:: Material provided ::

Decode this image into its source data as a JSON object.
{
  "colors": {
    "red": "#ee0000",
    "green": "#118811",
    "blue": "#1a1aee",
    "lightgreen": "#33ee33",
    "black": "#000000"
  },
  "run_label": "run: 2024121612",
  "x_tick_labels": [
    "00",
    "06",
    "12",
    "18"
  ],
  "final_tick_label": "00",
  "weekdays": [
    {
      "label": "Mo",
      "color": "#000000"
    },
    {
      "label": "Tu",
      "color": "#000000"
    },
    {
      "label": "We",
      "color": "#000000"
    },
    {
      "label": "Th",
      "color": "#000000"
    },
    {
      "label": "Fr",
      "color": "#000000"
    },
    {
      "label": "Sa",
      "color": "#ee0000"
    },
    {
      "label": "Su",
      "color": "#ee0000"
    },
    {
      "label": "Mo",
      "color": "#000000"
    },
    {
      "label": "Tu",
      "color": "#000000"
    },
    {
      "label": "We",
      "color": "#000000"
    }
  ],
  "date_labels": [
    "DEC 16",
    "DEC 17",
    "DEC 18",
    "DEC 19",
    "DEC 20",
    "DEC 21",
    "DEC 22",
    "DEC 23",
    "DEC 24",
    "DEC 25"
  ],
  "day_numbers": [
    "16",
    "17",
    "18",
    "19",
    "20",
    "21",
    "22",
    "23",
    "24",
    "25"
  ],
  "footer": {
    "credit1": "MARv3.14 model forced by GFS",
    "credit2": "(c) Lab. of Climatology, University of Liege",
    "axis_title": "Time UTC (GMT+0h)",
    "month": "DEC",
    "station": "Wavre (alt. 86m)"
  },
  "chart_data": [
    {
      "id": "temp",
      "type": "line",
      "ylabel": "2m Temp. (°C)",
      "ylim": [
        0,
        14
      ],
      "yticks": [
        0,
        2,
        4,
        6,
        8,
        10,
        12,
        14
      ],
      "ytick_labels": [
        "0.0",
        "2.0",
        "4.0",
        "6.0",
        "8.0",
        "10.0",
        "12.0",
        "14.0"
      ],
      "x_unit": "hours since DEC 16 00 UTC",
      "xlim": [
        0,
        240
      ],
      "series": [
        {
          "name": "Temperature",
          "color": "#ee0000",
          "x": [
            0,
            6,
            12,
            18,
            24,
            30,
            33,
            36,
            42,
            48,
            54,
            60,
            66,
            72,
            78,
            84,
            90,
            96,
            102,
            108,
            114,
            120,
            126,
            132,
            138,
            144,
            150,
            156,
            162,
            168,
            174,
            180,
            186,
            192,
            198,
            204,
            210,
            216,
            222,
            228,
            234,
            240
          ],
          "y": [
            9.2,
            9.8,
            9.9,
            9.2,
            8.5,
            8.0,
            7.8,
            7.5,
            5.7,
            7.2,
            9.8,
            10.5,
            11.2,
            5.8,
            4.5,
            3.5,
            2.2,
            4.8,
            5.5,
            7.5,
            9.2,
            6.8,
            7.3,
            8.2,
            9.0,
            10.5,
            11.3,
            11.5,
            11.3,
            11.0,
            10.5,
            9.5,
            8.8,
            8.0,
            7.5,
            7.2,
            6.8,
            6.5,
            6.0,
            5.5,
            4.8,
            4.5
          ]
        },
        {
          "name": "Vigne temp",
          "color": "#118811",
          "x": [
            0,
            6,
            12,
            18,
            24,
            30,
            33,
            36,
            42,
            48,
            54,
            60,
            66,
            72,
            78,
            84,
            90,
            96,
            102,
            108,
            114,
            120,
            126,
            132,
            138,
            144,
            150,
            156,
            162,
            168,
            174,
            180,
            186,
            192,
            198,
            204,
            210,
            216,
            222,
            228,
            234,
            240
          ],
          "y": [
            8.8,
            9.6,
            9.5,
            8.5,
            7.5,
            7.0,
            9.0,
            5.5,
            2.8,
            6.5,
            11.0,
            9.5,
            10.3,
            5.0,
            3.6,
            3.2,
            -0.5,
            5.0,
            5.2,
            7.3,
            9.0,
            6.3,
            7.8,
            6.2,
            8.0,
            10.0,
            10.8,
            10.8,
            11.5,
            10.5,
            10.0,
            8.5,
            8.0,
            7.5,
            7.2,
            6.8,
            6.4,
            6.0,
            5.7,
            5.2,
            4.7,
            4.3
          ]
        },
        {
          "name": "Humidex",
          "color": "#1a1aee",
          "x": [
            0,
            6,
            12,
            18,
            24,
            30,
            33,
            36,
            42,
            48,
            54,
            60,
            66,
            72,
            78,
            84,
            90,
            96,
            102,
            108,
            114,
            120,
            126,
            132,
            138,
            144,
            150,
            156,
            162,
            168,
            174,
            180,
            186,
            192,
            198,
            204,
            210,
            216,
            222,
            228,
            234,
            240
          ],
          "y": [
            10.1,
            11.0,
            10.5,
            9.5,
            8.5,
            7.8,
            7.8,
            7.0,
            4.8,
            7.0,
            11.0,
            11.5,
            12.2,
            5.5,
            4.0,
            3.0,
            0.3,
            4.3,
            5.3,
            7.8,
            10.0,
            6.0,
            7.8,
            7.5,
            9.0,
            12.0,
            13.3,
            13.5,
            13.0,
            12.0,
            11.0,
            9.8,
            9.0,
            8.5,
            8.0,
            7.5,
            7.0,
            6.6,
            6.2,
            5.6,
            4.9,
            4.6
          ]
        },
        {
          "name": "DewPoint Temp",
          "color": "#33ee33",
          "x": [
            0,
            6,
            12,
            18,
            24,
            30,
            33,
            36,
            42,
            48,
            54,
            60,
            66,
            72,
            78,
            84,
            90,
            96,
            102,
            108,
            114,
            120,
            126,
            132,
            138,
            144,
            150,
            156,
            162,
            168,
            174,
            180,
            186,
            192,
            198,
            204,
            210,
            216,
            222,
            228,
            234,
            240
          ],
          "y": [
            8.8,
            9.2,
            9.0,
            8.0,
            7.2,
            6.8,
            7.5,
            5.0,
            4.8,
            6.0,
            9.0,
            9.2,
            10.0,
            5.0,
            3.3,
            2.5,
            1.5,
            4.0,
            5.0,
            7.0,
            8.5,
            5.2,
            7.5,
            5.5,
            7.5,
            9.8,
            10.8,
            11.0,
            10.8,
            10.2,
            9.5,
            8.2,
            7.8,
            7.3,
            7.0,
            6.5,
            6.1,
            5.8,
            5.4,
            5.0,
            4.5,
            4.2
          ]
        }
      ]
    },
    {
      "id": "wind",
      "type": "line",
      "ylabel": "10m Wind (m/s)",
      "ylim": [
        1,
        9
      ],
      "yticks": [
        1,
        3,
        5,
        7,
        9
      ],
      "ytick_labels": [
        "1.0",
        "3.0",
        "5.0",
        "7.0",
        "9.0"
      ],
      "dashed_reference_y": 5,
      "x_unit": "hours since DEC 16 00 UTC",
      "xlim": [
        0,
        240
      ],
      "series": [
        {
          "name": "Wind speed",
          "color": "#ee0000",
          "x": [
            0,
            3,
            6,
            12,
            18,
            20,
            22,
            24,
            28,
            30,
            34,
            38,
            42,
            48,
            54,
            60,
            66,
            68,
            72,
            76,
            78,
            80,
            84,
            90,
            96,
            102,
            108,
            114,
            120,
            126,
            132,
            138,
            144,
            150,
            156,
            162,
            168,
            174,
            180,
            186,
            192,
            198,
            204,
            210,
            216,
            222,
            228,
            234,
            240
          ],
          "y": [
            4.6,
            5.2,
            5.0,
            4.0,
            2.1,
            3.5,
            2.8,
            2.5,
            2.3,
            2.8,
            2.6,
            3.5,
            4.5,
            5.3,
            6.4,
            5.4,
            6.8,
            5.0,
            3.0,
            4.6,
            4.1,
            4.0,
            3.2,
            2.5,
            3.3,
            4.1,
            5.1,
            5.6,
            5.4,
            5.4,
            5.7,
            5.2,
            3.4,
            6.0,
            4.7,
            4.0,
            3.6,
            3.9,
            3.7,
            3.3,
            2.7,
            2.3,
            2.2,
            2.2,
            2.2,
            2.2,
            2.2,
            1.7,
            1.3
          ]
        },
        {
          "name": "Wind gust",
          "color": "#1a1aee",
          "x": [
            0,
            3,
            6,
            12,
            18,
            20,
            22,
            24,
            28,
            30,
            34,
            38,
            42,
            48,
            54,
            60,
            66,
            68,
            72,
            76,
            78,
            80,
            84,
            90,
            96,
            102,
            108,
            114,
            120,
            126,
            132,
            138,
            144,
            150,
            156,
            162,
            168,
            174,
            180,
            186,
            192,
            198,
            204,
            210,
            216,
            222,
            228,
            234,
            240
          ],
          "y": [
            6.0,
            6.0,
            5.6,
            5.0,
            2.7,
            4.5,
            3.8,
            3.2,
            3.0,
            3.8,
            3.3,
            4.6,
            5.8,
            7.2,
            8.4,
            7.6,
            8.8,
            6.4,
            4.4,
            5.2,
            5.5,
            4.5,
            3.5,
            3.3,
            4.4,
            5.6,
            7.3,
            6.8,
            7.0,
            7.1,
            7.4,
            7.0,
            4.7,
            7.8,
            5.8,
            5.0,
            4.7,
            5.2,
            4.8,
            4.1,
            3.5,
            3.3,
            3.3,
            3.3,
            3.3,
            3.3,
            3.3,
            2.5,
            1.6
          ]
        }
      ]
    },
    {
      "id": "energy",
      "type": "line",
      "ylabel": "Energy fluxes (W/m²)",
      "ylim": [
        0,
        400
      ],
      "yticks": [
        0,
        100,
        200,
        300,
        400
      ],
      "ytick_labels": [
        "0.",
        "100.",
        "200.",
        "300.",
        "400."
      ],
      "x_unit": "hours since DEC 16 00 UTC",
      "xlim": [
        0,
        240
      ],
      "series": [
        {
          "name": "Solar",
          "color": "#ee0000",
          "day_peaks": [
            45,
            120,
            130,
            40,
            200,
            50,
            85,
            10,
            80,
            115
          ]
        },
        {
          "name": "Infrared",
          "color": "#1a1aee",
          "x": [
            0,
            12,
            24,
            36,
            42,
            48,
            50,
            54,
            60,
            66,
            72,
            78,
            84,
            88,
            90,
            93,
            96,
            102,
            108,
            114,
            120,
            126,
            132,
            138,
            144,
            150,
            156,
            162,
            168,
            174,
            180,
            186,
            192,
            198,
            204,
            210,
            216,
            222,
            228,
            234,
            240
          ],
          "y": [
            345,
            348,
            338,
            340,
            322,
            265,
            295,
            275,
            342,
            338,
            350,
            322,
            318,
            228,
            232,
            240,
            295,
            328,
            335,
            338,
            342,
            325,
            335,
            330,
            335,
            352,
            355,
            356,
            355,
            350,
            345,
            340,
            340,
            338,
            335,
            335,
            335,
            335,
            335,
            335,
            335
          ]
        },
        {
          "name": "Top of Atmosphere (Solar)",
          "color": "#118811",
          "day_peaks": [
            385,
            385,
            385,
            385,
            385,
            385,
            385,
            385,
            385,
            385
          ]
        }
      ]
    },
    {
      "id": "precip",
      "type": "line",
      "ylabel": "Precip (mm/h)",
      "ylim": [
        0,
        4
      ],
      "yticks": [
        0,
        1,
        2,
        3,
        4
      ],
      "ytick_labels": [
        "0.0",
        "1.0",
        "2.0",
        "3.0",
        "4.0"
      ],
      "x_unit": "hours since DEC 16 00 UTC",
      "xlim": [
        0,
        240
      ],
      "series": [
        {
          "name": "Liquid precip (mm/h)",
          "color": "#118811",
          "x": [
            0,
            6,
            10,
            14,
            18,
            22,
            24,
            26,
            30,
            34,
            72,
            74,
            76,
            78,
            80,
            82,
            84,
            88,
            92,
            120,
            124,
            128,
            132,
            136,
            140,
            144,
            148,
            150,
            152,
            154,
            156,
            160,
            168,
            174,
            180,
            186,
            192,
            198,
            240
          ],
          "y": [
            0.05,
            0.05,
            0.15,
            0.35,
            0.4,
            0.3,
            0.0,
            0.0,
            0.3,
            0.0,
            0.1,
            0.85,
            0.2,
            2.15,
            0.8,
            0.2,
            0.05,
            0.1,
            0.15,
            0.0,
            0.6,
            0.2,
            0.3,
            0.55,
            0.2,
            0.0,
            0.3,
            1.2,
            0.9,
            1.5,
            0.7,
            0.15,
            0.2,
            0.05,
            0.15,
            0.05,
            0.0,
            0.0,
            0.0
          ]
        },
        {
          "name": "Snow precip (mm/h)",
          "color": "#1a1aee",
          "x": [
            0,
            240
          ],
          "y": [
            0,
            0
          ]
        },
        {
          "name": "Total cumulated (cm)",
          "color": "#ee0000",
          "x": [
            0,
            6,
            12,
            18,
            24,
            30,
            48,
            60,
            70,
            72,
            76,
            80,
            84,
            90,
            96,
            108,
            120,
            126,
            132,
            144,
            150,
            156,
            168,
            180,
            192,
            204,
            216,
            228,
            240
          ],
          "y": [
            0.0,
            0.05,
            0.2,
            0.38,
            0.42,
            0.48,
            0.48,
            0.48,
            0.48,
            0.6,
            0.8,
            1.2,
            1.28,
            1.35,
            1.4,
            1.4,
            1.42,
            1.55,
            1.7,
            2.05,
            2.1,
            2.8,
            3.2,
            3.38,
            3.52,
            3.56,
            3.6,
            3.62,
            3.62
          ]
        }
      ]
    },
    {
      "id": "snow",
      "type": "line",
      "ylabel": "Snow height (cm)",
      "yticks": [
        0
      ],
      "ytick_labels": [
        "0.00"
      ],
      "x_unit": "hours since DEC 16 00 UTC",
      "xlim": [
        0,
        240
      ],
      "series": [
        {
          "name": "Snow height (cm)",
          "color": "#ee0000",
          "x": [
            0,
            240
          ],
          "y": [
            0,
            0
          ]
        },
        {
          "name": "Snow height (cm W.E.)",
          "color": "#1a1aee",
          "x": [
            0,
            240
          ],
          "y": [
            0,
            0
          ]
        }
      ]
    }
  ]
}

:: Directions ::
Give the count of lines that hold the word "Solar", with nothing added.

:: Full response ::
2